### Stated problem
Each line that holds the word "типовом" should be returned.

[start of Available records]

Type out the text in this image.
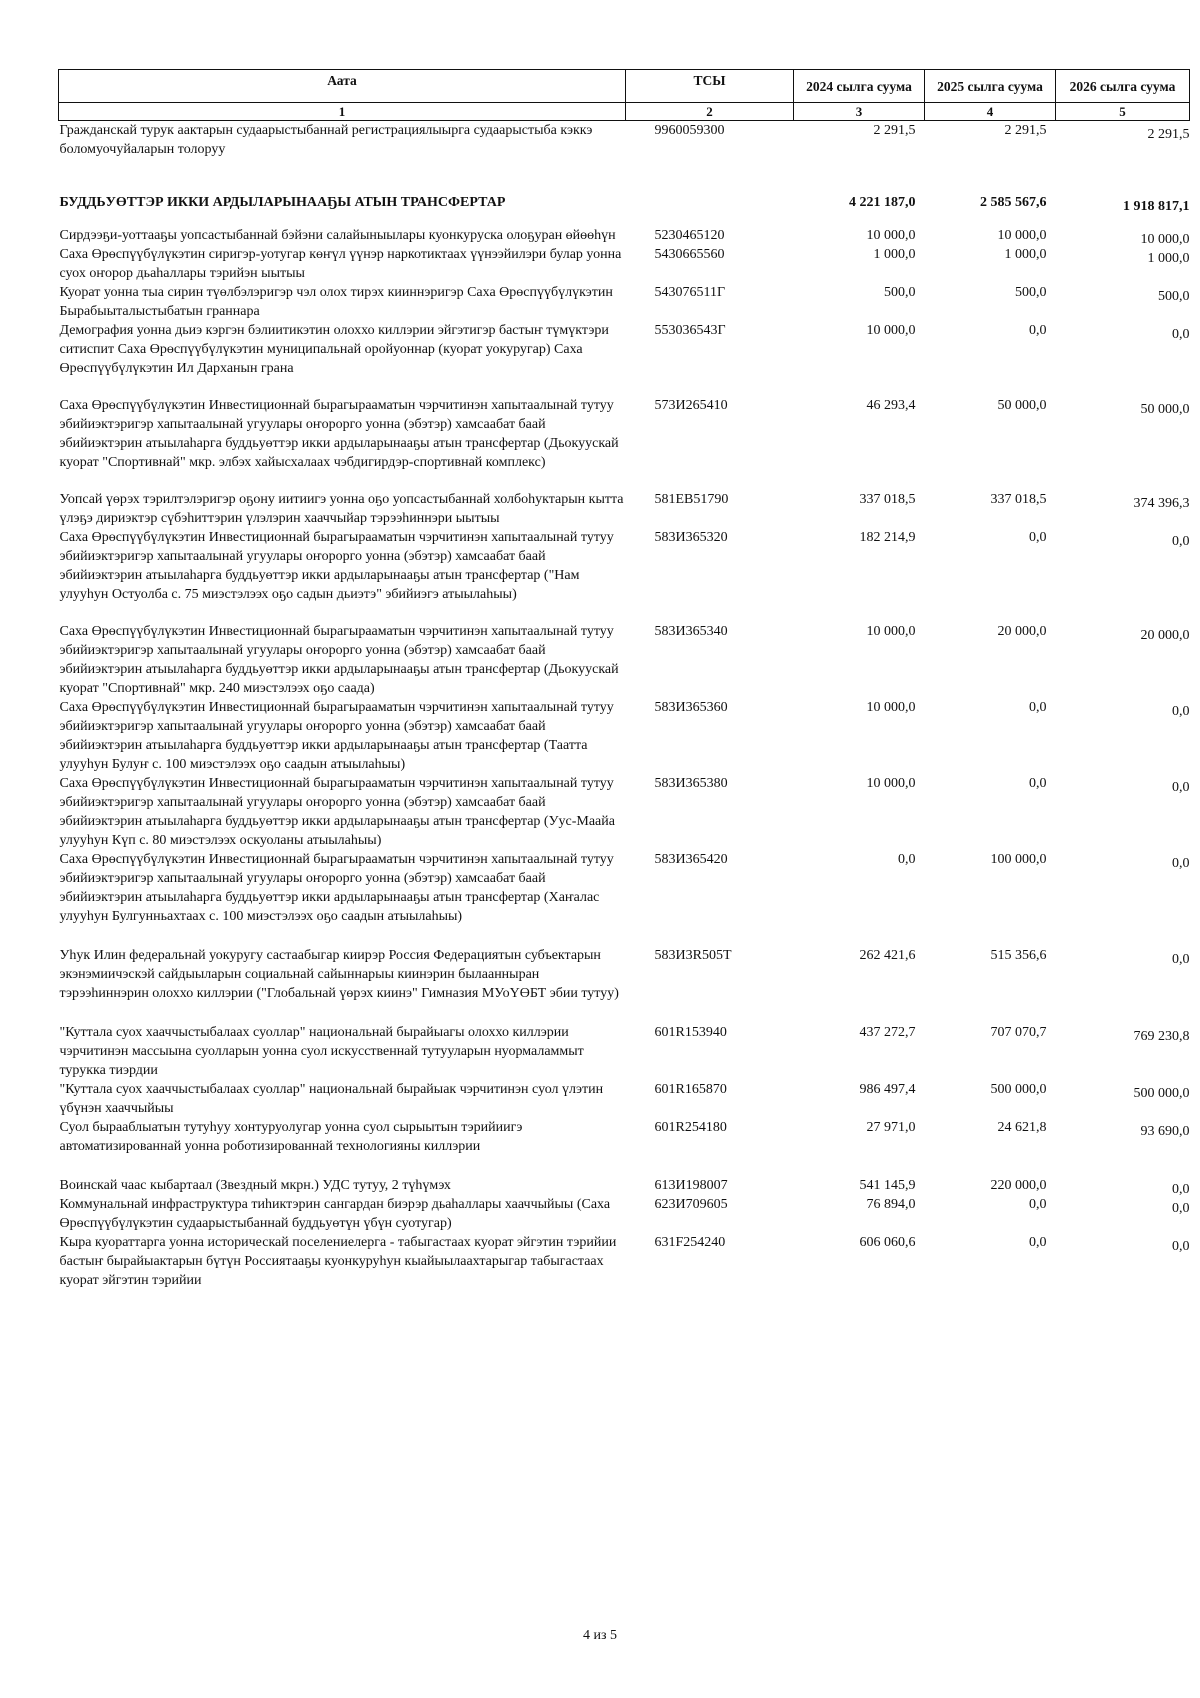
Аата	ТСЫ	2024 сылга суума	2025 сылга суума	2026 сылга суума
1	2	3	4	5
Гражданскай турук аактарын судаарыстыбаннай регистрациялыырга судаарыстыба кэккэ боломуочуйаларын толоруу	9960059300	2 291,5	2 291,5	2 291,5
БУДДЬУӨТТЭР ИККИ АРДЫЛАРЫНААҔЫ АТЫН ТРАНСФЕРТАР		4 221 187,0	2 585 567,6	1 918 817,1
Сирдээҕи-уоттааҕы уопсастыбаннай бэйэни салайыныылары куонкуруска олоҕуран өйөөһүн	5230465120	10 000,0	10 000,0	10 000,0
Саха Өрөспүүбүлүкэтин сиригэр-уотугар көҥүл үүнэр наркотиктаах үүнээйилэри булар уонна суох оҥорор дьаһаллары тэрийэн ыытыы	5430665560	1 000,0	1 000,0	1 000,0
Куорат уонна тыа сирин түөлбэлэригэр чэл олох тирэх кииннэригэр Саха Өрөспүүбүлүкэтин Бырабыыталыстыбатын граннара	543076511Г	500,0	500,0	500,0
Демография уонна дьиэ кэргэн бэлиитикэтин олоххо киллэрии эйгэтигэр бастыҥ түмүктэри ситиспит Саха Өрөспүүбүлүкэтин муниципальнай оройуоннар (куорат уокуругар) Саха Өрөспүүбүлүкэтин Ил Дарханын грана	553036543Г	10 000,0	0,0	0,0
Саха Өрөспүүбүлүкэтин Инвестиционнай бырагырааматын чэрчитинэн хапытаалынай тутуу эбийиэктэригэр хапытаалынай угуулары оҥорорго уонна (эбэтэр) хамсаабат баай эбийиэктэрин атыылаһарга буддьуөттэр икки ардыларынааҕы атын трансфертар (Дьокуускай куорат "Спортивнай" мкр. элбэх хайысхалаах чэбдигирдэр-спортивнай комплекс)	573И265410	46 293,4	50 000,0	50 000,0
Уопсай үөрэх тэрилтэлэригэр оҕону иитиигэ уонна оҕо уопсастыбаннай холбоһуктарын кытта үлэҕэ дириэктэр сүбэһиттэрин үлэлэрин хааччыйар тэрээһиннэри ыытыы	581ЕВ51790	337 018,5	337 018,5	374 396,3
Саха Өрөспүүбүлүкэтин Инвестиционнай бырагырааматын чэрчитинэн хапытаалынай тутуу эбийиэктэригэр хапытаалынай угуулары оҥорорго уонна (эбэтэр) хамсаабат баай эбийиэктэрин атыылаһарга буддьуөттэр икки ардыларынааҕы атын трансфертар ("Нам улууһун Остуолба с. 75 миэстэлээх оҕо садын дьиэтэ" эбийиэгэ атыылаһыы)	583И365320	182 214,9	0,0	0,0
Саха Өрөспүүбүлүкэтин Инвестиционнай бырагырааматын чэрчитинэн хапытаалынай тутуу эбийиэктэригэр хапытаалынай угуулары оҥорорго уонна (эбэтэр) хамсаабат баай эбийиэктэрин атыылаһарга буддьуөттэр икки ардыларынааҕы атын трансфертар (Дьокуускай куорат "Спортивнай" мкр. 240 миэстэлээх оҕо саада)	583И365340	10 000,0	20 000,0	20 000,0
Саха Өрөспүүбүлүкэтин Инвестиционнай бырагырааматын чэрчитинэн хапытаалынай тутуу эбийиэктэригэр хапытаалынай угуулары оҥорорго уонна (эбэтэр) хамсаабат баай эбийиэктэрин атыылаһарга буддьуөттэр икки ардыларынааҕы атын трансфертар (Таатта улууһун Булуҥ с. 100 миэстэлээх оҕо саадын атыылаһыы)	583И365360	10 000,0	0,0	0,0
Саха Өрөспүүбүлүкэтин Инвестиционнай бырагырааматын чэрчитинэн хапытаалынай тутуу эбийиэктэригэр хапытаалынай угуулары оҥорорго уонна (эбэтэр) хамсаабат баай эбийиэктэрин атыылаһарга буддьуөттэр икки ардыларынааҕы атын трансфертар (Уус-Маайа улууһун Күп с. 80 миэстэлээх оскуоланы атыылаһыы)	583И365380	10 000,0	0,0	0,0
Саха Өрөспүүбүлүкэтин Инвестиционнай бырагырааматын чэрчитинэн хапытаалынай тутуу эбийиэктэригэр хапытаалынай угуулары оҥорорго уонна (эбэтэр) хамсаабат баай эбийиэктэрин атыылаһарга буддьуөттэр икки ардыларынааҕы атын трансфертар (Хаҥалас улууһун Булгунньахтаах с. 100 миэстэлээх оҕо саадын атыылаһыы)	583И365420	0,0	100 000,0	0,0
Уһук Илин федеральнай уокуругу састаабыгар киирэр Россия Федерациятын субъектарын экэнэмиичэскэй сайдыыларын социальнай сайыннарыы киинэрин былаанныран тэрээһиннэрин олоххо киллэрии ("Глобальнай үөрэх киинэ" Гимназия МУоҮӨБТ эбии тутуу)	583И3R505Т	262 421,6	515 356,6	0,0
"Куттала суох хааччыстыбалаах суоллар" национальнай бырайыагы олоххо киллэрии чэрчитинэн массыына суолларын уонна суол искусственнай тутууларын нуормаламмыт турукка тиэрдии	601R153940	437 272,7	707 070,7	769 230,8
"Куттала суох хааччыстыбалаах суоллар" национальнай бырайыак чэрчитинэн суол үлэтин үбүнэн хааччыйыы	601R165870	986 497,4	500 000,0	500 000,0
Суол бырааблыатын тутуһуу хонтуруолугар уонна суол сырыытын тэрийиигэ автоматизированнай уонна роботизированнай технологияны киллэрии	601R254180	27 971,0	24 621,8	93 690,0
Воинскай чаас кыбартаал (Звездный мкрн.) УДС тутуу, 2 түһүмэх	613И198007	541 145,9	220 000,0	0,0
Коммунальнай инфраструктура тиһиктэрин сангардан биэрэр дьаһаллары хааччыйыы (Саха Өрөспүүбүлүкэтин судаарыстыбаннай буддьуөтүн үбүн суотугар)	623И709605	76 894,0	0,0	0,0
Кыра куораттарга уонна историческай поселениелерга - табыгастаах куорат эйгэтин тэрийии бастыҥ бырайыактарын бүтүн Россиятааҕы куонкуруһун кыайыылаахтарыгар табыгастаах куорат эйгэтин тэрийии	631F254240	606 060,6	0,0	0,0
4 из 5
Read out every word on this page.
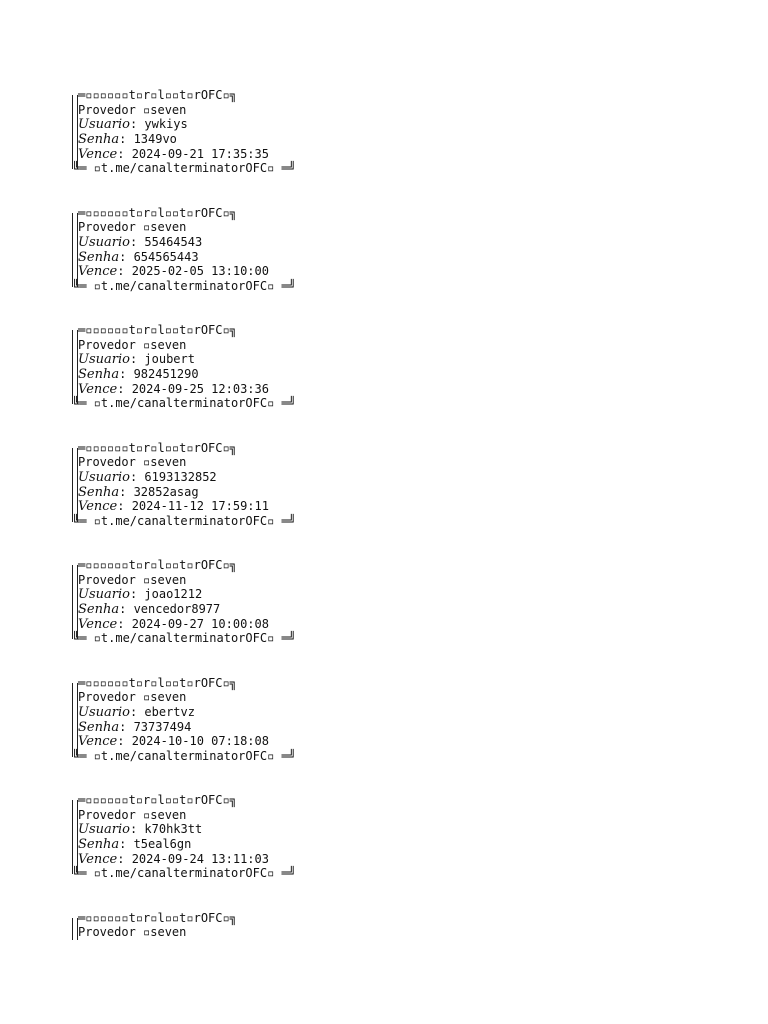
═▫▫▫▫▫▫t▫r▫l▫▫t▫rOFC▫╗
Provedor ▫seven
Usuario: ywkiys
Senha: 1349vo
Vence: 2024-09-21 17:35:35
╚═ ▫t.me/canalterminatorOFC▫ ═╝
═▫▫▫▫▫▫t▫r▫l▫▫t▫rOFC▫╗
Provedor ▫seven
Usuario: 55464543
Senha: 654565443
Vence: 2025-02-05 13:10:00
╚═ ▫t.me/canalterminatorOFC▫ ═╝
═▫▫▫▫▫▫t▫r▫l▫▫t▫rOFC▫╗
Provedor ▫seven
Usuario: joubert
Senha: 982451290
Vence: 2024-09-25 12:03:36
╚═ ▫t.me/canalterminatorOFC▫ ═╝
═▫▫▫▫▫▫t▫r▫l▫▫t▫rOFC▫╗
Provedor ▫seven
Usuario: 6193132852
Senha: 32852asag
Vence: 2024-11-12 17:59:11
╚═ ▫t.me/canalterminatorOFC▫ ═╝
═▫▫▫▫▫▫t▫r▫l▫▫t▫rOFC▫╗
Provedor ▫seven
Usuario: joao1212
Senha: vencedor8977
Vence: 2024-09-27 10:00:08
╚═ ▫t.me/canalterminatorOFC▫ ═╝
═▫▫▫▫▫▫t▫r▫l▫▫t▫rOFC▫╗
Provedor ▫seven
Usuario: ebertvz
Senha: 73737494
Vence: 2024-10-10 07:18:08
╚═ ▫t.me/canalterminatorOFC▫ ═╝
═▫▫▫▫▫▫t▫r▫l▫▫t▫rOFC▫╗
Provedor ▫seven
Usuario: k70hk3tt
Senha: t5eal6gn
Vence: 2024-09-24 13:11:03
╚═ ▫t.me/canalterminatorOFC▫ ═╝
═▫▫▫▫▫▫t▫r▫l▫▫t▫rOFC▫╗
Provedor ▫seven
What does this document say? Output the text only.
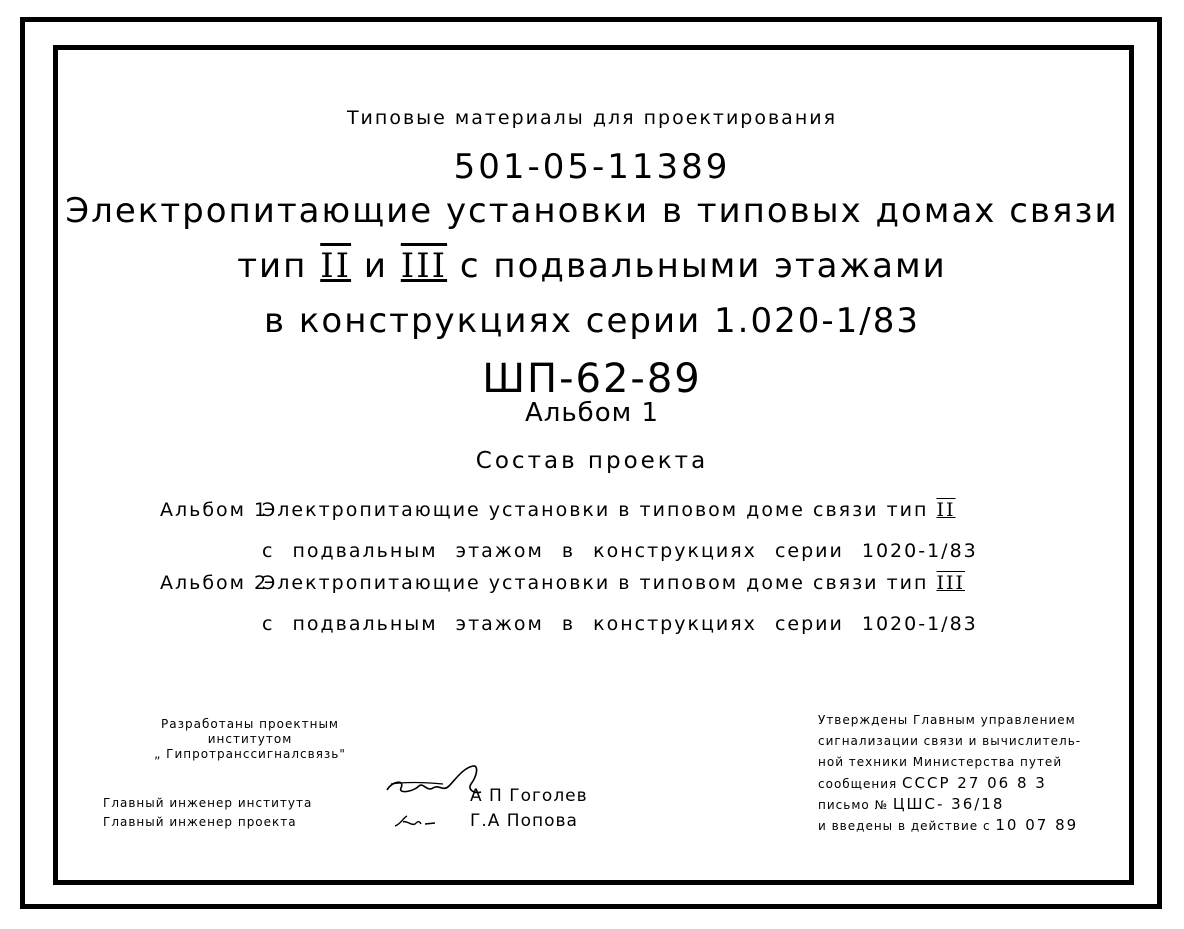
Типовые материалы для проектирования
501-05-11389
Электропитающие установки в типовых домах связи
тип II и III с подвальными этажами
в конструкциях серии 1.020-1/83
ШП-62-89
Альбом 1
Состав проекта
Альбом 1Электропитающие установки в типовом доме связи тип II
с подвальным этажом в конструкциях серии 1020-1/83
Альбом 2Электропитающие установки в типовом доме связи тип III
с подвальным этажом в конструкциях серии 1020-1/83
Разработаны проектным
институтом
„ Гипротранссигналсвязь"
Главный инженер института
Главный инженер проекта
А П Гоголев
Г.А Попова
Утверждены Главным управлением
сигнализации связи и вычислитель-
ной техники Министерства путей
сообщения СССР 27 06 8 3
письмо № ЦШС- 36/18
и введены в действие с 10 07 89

[end of Available records]

### Answer
Альбом 1Электропитающие установки в типовом доме связи тип II
Альбом 2Электропитающие установки в типовом доме связи тип III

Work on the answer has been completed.